Istruzioni
Restituisci senza alcuna modifica il tratto del testo sull'autogestione operaia nel '68 cecoslovacco che va da "L’attendismo era dovuto" fino a "pericolo della disoccupazione.".

Documento
Il programma comunista della svolta chiedeva che nei collettivi nascessero organismi di democrazia diretta per la gestione del lavoro e della produzione. Ne nacquero 120, anche nelle mega-fabbriche e furono attivi fino alla fine del 1969, quando furono aboliti perché ponevano il «nodo del potere»
Tra i temi meno trattati nelle rievocazioni e nei commenti per il trentesimo anniversario (*) del ’68 cecoslovacco vi è quello dell’autogestione operaia. Eppure nell’ampio movimento politico avviato il 5 gennaio di quell’anno assume notevole importanza il risveglio di attività dei lavoratori nel loro complesso, delle categorie che nella prima fase avevano mostrato un atteggiamento piuttosto riservato verso i mutamenti nella direzione del partito e dello stato.
L’attendismo era dovuto tra l’altro all’azione delle forze conservatrici, le quali per frenare le riforme disegnavano scenari catastrofici, soprattutto di chiusura di imprese e di pericolo della disoccupazione.
QUELL’ATTEGGIAMENTO divenne gradualmente appoggio sincero alle riforme, quando gli operai si resero conto che finalmente potevano avere il diritto di affermare i propri interessi, prima non difesi dai sindacati trasformati in «cinghie di trasmissione», che potevano diventare i veri padroni dei mezzi di produzione, proprio come voleva la teoria di Marx.

Dati estratti
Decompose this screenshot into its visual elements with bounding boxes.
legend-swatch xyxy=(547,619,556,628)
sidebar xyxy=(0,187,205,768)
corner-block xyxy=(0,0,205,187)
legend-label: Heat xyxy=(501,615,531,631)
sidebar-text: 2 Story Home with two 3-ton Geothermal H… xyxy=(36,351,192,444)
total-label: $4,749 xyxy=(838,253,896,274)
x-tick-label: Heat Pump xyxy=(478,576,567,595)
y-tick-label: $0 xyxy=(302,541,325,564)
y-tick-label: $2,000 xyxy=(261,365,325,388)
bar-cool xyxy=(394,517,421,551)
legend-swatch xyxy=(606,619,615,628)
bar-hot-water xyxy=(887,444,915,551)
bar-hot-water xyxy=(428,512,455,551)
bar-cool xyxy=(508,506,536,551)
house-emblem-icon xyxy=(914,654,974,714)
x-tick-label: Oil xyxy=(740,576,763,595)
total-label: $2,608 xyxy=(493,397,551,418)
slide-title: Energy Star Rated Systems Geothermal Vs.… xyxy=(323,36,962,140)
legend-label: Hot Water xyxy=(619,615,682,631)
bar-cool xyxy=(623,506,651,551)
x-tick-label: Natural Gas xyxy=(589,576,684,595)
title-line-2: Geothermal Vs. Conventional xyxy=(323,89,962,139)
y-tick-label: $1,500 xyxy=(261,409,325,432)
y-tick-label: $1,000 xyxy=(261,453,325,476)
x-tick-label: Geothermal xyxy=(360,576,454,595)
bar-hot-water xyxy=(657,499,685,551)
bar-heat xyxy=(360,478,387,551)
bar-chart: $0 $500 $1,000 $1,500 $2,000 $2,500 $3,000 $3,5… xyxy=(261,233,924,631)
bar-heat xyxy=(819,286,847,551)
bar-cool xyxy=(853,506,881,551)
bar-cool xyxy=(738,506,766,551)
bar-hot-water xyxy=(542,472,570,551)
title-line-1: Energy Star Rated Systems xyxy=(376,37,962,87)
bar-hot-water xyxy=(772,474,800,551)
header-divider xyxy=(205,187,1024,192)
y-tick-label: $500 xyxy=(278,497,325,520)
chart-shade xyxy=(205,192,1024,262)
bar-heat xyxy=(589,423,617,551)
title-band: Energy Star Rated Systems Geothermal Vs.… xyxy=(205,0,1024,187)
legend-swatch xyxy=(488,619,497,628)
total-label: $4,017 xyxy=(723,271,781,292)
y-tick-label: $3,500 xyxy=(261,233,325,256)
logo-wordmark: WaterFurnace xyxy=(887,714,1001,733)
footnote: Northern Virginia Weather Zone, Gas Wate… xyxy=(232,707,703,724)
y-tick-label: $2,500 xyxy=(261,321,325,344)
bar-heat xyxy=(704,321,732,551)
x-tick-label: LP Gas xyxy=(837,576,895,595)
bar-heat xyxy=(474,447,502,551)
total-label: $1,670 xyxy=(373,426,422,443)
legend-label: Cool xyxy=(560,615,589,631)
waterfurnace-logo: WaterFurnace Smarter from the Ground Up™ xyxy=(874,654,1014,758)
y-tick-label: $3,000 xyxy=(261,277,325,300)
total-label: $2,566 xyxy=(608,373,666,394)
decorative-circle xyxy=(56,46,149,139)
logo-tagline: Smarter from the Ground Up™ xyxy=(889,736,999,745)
---
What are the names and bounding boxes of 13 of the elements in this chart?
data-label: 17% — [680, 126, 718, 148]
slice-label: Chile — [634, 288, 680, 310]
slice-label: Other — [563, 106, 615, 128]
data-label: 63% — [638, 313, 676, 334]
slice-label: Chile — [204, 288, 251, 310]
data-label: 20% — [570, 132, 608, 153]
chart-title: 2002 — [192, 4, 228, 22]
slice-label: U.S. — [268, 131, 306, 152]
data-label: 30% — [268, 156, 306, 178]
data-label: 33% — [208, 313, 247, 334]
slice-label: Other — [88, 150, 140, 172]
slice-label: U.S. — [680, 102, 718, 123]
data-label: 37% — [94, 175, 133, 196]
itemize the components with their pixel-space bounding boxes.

Risposta
L’attendismo era dovuto tra l’altro all’azione delle forze conservatrici, le quali per frenare le riforme disegnavano scenari catastrofici, soprattutto di chiusura di imprese e di pericolo della disoccupazione.